WORK TO DO:
Each entry below is to be extracted exactly.

** Begin **

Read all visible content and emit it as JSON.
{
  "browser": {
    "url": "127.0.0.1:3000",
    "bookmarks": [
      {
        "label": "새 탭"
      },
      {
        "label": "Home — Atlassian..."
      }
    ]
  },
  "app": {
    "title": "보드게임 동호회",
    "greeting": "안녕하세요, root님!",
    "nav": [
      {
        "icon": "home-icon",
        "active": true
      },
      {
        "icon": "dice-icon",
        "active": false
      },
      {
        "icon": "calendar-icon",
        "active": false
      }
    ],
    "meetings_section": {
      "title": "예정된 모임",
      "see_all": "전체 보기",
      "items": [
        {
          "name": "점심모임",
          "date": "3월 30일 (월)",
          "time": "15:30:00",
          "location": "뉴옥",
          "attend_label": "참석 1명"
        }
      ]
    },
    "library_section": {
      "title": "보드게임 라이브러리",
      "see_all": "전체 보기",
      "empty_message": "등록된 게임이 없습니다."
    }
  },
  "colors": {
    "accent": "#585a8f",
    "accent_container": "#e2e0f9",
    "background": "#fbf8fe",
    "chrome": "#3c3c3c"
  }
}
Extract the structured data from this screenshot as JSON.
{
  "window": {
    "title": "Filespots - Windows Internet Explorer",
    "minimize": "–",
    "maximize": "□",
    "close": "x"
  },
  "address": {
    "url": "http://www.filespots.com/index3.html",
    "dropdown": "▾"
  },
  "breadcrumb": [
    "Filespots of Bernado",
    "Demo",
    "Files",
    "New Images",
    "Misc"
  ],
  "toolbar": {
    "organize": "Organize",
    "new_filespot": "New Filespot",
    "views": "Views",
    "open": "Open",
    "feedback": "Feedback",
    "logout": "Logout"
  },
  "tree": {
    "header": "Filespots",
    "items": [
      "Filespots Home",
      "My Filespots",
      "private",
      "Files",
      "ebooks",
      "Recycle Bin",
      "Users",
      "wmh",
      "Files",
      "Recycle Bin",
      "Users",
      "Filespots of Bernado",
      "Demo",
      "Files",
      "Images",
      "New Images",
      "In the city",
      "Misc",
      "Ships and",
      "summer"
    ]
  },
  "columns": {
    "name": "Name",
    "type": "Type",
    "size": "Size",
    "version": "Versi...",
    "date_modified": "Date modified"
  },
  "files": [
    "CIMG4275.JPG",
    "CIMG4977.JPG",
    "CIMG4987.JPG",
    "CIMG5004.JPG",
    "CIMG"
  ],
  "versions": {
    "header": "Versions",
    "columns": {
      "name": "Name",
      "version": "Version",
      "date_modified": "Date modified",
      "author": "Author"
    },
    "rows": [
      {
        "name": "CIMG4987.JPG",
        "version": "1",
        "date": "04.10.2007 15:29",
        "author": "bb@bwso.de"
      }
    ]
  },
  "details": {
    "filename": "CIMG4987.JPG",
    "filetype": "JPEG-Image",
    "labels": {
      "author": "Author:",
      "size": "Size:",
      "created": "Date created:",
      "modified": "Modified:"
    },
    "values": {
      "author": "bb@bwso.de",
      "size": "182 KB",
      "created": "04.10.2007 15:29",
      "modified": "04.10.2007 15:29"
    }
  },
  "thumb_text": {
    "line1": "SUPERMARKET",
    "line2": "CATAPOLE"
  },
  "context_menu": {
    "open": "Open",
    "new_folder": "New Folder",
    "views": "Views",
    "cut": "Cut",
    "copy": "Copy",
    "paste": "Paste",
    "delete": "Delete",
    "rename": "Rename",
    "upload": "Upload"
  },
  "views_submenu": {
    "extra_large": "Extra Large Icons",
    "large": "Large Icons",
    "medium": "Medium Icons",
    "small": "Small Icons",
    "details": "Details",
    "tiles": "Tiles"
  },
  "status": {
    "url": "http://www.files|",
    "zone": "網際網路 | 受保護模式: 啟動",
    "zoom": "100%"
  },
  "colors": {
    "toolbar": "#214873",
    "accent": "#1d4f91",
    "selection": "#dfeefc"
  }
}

** End **

TASK RESULT:
Read all visible content and emit it as JSON.
{
  "browser": {
    "url": "127.0.0.1:3000",
    "bookmarks": [
      {
        "label": "새 탭"
      },
      {
        "label": "Home — Atlassian..."
      }
    ]
  },
  "app": {
    "title": "보드게임 동호회",
    "greeting": "안녕하세요, root님!",
    "nav": [
      {
        "icon": "home-icon",
        "active": true
      },
      {
        "icon": "dice-icon",
        "active": false
      },
      {
        "icon": "calendar-icon",
        "active": false
      }
    ],
    "meetings_section": {
      "title": "예정된 모임",
      "see_all": "전체 보기",
      "items": [
        {
          "name": "점심모임",
          "date": "3월 30일 (월)",
          "time": "15:30:00",
          "location": "뉴옥",
          "attend_label": "참석 1명"
        }
      ]
    },
    "library_section": {
      "title": "보드게임 라이브러리",
      "see_all": "전체 보기",
      "empty_message": "등록된 게임이 없습니다."
    }
  },
  "colors": {
    "accent": "#585a8f",
    "accent_container": "#e2e0f9",
    "background": "#fbf8fe",
    "chrome": "#3c3c3c"
  }
}
Extract the structured data from this screenshot as JSON.
{
  "window": {
    "title": "Filespots - Windows Internet Explorer",
    "minimize": "–",
    "maximize": "□",
    "close": "x"
  },
  "address": {
    "url": "http://www.filespots.com/index3.html",
    "dropdown": "▾"
  },
  "breadcrumb": [
    "Filespots of Bernado",
    "Demo",
    "Files",
    "New Images",
    "Misc"
  ],
  "toolbar": {
    "organize": "Organize",
    "new_filespot": "New Filespot",
    "views": "Views",
    "open": "Open",
    "feedback": "Feedback",
    "logout": "Logout"
  },
  "tree": {
    "header": "Filespots",
    "items": [
      "Filespots Home",
      "My Filespots",
      "private",
      "Files",
      "ebooks",
      "Recycle Bin",
      "Users",
      "wmh",
      "Files",
      "Recycle Bin",
      "Users",
      "Filespots of Bernado",
      "Demo",
      "Files",
      "Images",
      "New Images",
      "In the city",
      "Misc",
      "Ships and",
      "summer"
    ]
  },
  "columns": {
    "name": "Name",
    "type": "Type",
    "size": "Size",
    "version": "Versi...",
    "date_modified": "Date modified"
  },
  "files": [
    "CIMG4275.JPG",
    "CIMG4977.JPG",
    "CIMG4987.JPG",
    "CIMG5004.JPG",
    "CIMG"
  ],
  "versions": {
    "header": "Versions",
    "columns": {
      "name": "Name",
      "version": "Version",
      "date_modified": "Date modified",
      "author": "Author"
    },
    "rows": [
      {
        "name": "CIMG4987.JPG",
        "version": "1",
        "date": "04.10.2007 15:29",
        "author": "bb@bwso.de"
      }
    ]
  },
  "details": {
    "filename": "CIMG4987.JPG",
    "filetype": "JPEG-Image",
    "labels": {
      "author": "Author:",
      "size": "Size:",
      "created": "Date created:",
      "modified": "Modified:"
    },
    "values": {
      "author": "bb@bwso.de",
      "size": "182 KB",
      "created": "04.10.2007 15:29",
      "modified": "04.10.2007 15:29"
    }
  },
  "thumb_text": {
    "line1": "SUPERMARKET",
    "line2": "CATAPOLE"
  },
  "context_menu": {
    "open": "Open",
    "new_folder": "New Folder",
    "views": "Views",
    "cut": "Cut",
    "copy": "Copy",
    "paste": "Paste",
    "delete": "Delete",
    "rename": "Rename",
    "upload": "Upload"
  },
  "views_submenu": {
    "extra_large": "Extra Large Icons",
    "large": "Large Icons",
    "medium": "Medium Icons",
    "small": "Small Icons",
    "details": "Details",
    "tiles": "Tiles"
  },
  "status": {
    "url": "http://www.files|",
    "zone": "網際網路 | 受保護模式: 啟動",
    "zoom": "100%"
  },
  "colors": {
    "toolbar": "#214873",
    "accent": "#1d4f91",
    "selection": "#dfeefc"
  }
}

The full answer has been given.